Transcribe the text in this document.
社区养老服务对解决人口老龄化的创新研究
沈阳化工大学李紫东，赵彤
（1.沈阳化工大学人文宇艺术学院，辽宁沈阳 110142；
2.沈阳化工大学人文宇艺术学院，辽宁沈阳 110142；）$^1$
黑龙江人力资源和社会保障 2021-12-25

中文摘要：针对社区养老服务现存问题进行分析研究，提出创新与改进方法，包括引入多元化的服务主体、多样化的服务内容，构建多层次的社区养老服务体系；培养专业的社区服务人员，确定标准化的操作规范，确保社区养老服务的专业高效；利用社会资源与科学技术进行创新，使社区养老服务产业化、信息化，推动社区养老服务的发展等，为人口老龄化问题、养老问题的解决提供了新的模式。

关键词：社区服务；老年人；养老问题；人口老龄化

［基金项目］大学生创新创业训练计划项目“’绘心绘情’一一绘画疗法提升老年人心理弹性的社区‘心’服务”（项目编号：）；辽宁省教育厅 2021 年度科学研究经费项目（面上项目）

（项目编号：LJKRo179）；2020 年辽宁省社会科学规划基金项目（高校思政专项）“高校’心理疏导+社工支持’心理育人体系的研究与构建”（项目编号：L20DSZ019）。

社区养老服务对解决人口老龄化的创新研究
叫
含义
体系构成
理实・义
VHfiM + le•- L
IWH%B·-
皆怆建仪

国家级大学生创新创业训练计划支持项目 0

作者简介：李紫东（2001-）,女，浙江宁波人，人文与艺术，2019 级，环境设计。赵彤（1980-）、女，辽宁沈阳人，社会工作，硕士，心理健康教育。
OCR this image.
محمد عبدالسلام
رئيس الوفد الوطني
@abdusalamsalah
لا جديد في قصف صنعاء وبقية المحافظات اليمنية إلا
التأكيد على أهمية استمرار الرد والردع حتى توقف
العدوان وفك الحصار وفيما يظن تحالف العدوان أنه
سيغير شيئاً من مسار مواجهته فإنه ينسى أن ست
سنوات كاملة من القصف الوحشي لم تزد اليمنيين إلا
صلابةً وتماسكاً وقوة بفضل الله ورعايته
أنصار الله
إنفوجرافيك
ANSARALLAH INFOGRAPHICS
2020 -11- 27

[SET PROBLEM]
Say how many lines in the records contain the string "الله", and say nothing else.

[RESPONSE TO THIS EXERCISE]
2